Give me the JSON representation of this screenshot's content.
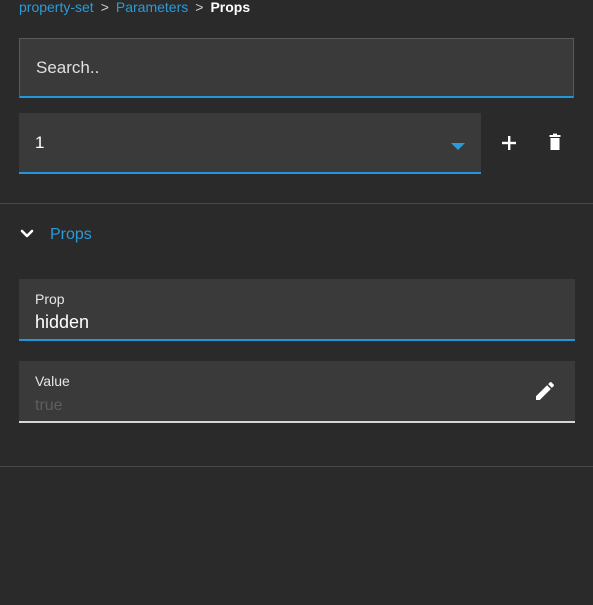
{
  "breadcrumb": {
    "items": [
      "property-set",
      "Parameters"
    ],
    "separator": ">",
    "current": "Props"
  },
  "search": {
    "placeholder": "Search.."
  },
  "selector": {
    "value": "1"
  },
  "section": {
    "title": "Props",
    "expanded": true
  },
  "fields": {
    "prop": {
      "label": "Prop",
      "value": "hidden"
    },
    "value": {
      "label": "Value",
      "placeholder": "true"
    }
  },
  "icons": {
    "caret": "caret-down-icon",
    "add": "plus-icon",
    "delete": "trash-icon",
    "chevron": "chevron-down-icon",
    "edit": "pencil-icon"
  },
  "colors": {
    "background": "#2a2a2a",
    "field": "#3a3a3a",
    "accent": "#2a9bd8",
    "underline_active": "#2196d9",
    "underline_inactive": "#d6d6d6"
  }
}
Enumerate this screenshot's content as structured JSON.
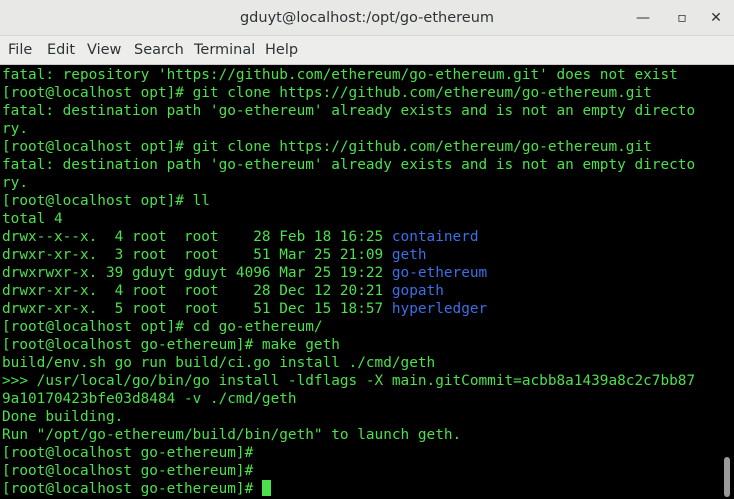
{
  "window": {
    "title": "gduyt@localhost:/opt/go-ethereum",
    "minimize_glyph": "—",
    "maximize_glyph": "▫",
    "close_glyph": "✕"
  },
  "menu": {
    "items": [
      "File",
      "Edit",
      "View",
      "Search",
      "Terminal",
      "Help"
    ]
  },
  "terminal": {
    "colors": {
      "text": "#4ce04c",
      "directory": "#3b6fe8",
      "background": "#000000"
    },
    "lines": [
      "fatal: repository 'https://github.com/ethereum/go-ethereum.git' does not exist",
      "[root@localhost opt]# git clone https://github.com/ethereum/go-ethereum.git",
      "fatal: destination path 'go-ethereum' already exists and is not an empty directo",
      "ry.",
      "[root@localhost opt]# git clone https://github.com/ethereum/go-ethereum.git",
      "fatal: destination path 'go-ethereum' already exists and is not an empty directo",
      "ry.",
      "[root@localhost opt]# ll",
      "total 4"
    ],
    "listing": [
      {
        "meta": "drwx--x--x.  4 root  root    28 Feb 18 16:25 ",
        "name": "containerd"
      },
      {
        "meta": "drwxr-xr-x.  3 root  root    51 Mar 25 21:09 ",
        "name": "geth"
      },
      {
        "meta": "drwxrwxr-x. 39 gduyt gduyt 4096 Mar 25 19:22 ",
        "name": "go-ethereum"
      },
      {
        "meta": "drwxr-xr-x.  4 root  root    28 Dec 12 20:21 ",
        "name": "gopath"
      },
      {
        "meta": "drwxr-xr-x.  5 root  root    51 Dec 15 18:57 ",
        "name": "hyperledger"
      }
    ],
    "after": [
      "[root@localhost opt]# cd go-ethereum/",
      "[root@localhost go-ethereum]# make geth",
      "build/env.sh go run build/ci.go install ./cmd/geth",
      ">>> /usr/local/go/bin/go install -ldflags -X main.gitCommit=acbb8a1439a8c2c7bb87",
      "9a10170423bfe03d8484 -v ./cmd/geth",
      "Done building.",
      "Run \"/opt/go-ethereum/build/bin/geth\" to launch geth.",
      "[root@localhost go-ethereum]#",
      "[root@localhost go-ethereum]#"
    ],
    "prompt": "[root@localhost go-ethereum]# "
  }
}
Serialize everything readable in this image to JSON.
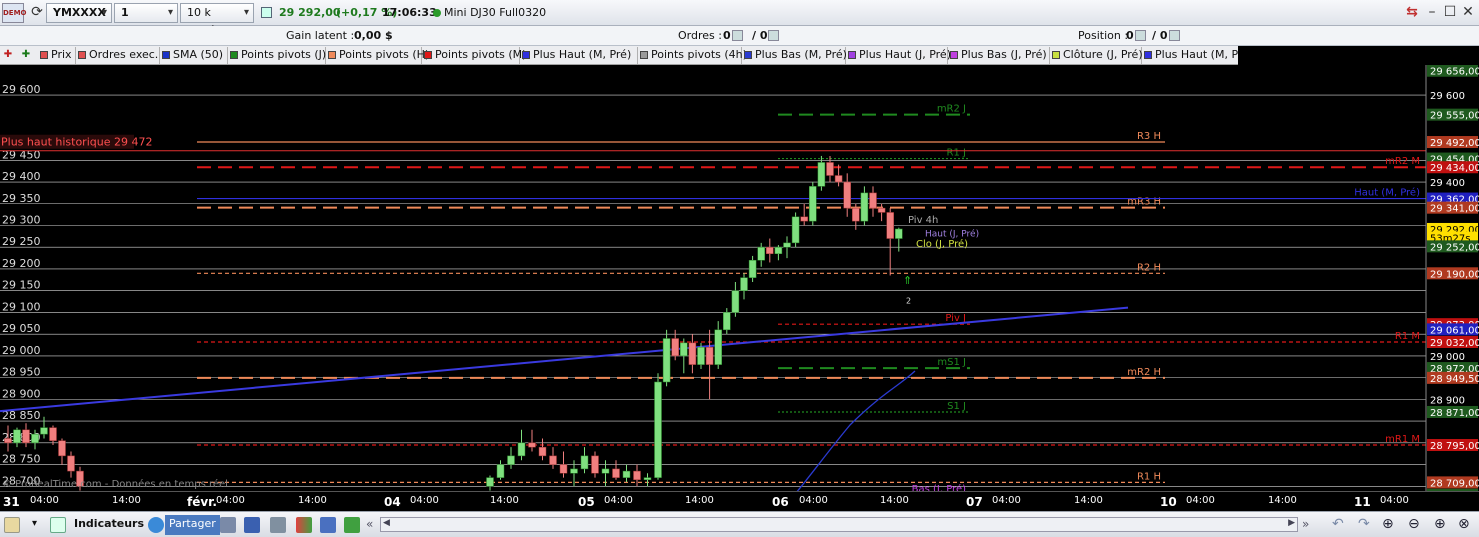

--

◆ **Task brief**:
Only lines with the word "screenshot" are wanted, so copy each one from the records.

◆ **Finished task**:
Give me the JSON representation of this screenshot's content.
Enumerate this screenshot's content as structured JSON.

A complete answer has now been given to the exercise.